━━━━━ Recorded data

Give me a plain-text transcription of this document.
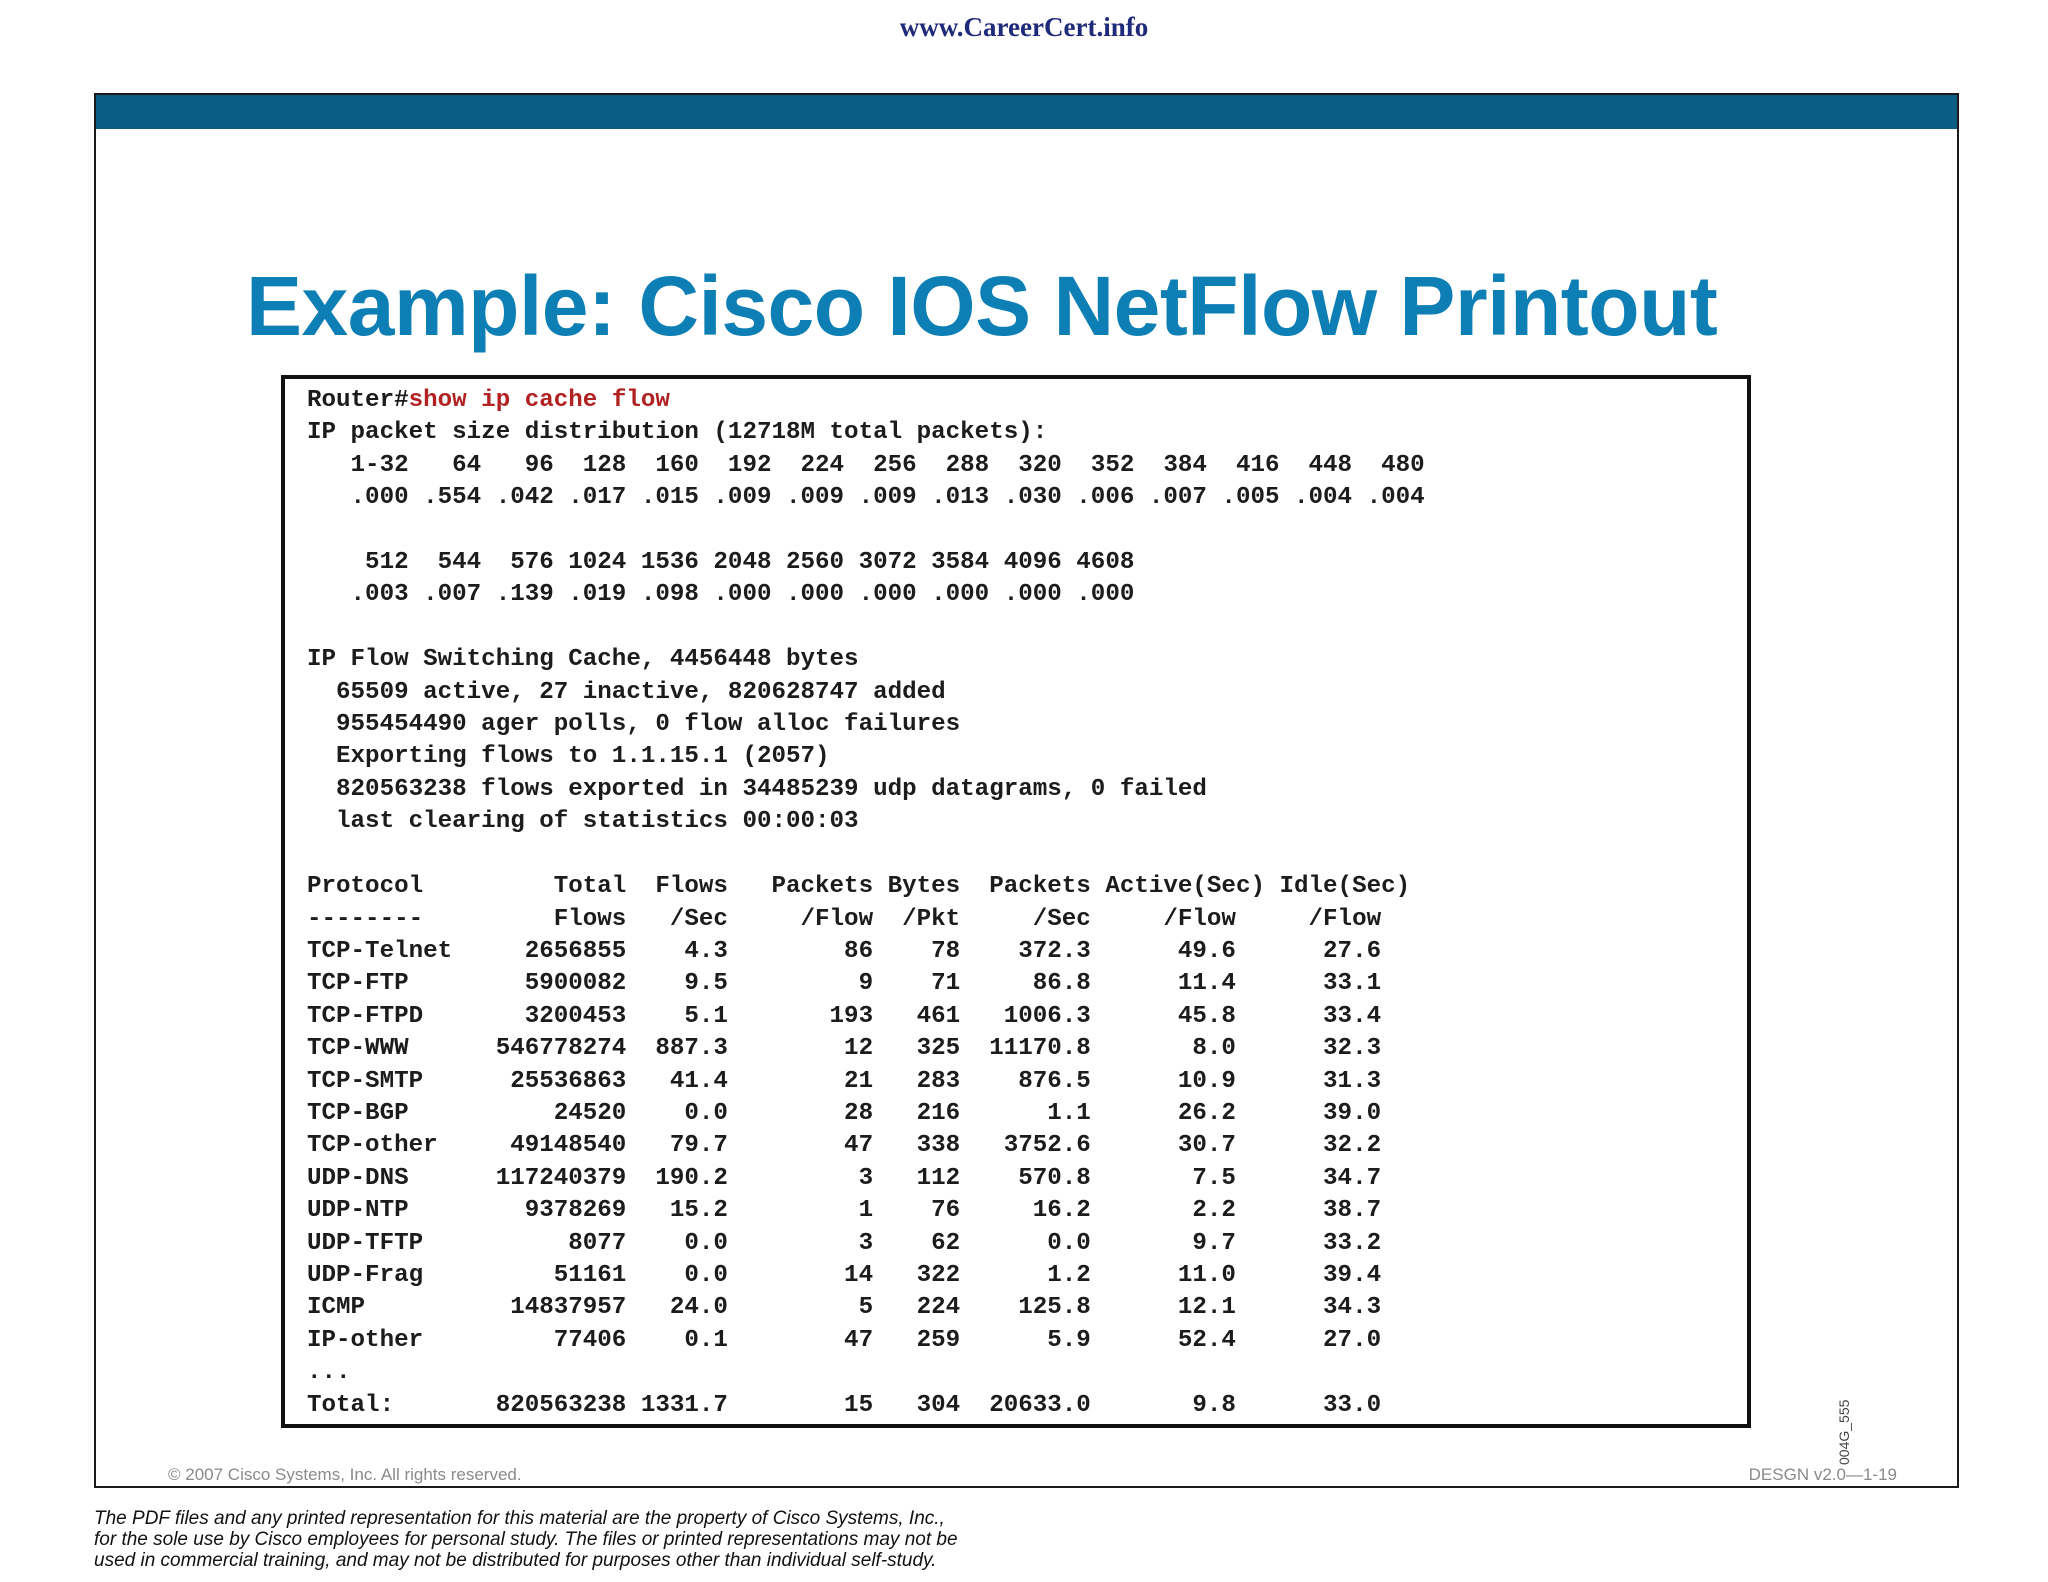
www.CareerCert.info
Example: Cisco IOS NetFlow Printout
Router#show ip cache flow
IP packet size distribution (12718M total packets):
1-32   64   96  128  160  192  224  256  288  320  352  384  416  448  480
.000 .554 .042 .017 .015 .009 .009 .009 .013 .030 .006 .007 .005 .004 .004

512  544  576 1024 1536 2048 2560 3072 3584 4096 4608
.003 .007 .139 .019 .098 .000 .000 .000 .000 .000 .000

IP Flow Switching Cache, 4456448 bytes
65509 active, 27 inactive, 820628747 added
955454490 ager polls, 0 flow alloc failures
Exporting flows to 1.1.15.1 (2057)
820563238 flows exported in 34485239 udp datagrams, 0 failed
last clearing of statistics 00:00:03

Protocol         Total  Flows   Packets Bytes  Packets Active(Sec) Idle(Sec)
--------         Flows   /Sec     /Flow  /Pkt     /Sec     /Flow     /Flow
TCP-Telnet     2656855    4.3        86    78    372.3      49.6      27.6
TCP-FTP        5900082    9.5         9    71     86.8      11.4      33.1
TCP-FTPD       3200453    5.1       193   461   1006.3      45.8      33.4
TCP-WWW      546778274  887.3        12   325  11170.8       8.0      32.3
TCP-SMTP      25536863   41.4        21   283    876.5      10.9      31.3
TCP-BGP          24520    0.0        28   216      1.1      26.2      39.0
TCP-other     49148540   79.7        47   338   3752.6      30.7      32.2
UDP-DNS      117240379  190.2         3   112    570.8       7.5      34.7
UDP-NTP        9378269   15.2         1    76     16.2       2.2      38.7
UDP-TFTP          8077    0.0         3    62      0.0       9.7      33.2
UDP-Frag         51161    0.0        14   322      1.2      11.0      39.4
ICMP          14837957   24.0         5   224    125.8      12.1      34.3
IP-other         77406    0.1        47   259      5.9      52.4      27.0
...
Total:       820563238 1331.7        15   304  20633.0       9.8      33.0	004G_555
© 2007 Cisco Systems, Inc. All rights reserved.	DESGN v2.0—1-19
The PDF files and any printed representation for this material are the property of Cisco Systems, Inc.,
for the sole use by Cisco employees for personal study. The files or printed representations may not be
used in commercial training, and may not be distributed for purposes other than individual self-study.
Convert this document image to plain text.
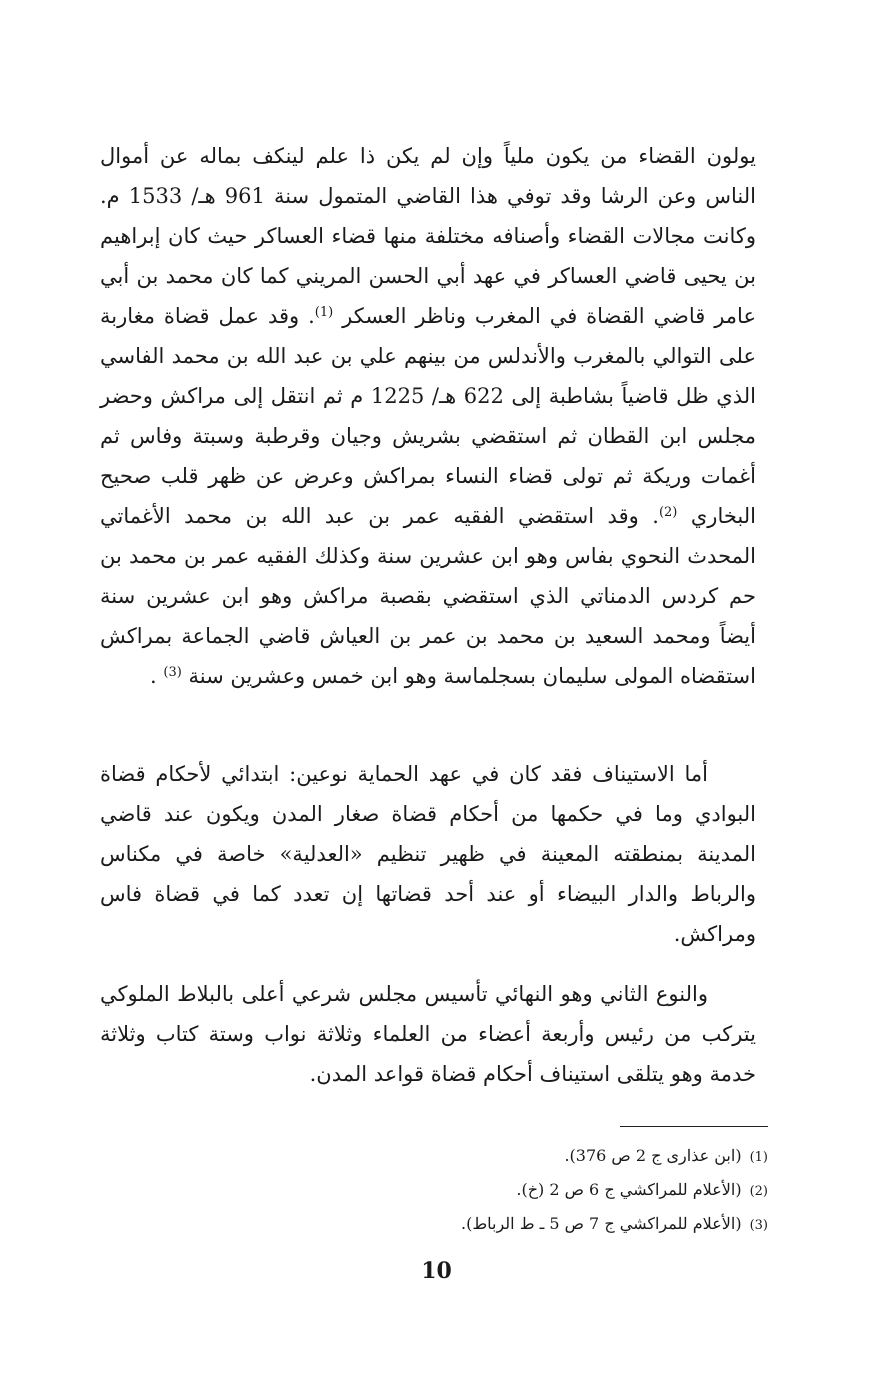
يولون القضاء من يكون ملياً وإن لم يكن ذا علم لينكف بماله عن أموال الناس وعن الرشا وقد توفي هذا القاضي المتمول سنة 961 هـ/ 1533 م. وكانت مجالات القضاء وأصنافه مختلفة منها قضاء العساكر حيث كان إبراهيم بن يحيى قاضي العساكر في عهد أبي الحسن المريني كما كان محمد بن أبي عامر قاضي القضاة في المغرب وناظر العسكر $^{(1)}$. وقد عمل قضاة مغاربة على التوالي بالمغرب والأندلس من بينهم علي بن عبد الله بن محمد الفاسي الذي ظل قاضياً بشاطبة إلى 622 هـ/ 1225 م ثم انتقل إلى مراكش وحضر مجلس ابن القطان ثم استقضي بشريش وجيان وقرطبة وسبتة وفاس ثم أغمات وريكة ثم تولى قضاء النساء بمراكش وعرض عن ظهر قلب صحيح البخاري $^{(2)}$. وقد استقضي الفقيه عمر بن عبد الله بن محمد الأغماتي المحدث النحوي بفاس وهو ابن عشرين سنة وكذلك الفقيه عمر بن محمد بن حم كردس الدمناتي الذي استقضي بقصبة مراكش وهو ابن عشرين سنة أيضاً ومحمد السعيد بن محمد بن عمر بن العياش قاضي الجماعة بمراكش استقضاه المولى سليمان بسجلماسة وهو ابن خمس وعشرين سنة $^{(3)}$ .

أما الاستيناف فقد كان في عهد الحماية نوعين: ابتدائي لأحكام قضاة البوادي وما في حكمها من أحكام قضاة صغار المدن ويكون عند قاضي المدينة بمنطقته المعينة في ظهير تنظيم «العدلية» خاصة في مكناس والرباط والدار البيضاء أو عند أحد قضاتها إن تعدد كما في قضاة فاس ومراكش.

والنوع الثاني وهو النهائي تأسيس مجلس شرعي أعلى بالبلاط الملوكي يتركب من رئيس وأربعة أعضاء من العلماء وثلاثة نواب وستة كتاب وثلاثة خدمة وهو يتلقى استيناف أحكام قضاة قواعد المدن.

(1)(ابن عذارى ج 2 ص 376).
(2)(الأعلام للمراكشي ج 6 ص 2 (خ).
(3)(الأعلام للمراكشي ج 7 ص 5 ـ ط الرباط).
10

━━━━━━━━━━

Task description: Scan the material above. Copy each line where "document" occurs.

Response to the exercise:
Give me a plain-text transcription of this document.
Convert this document image to plain text.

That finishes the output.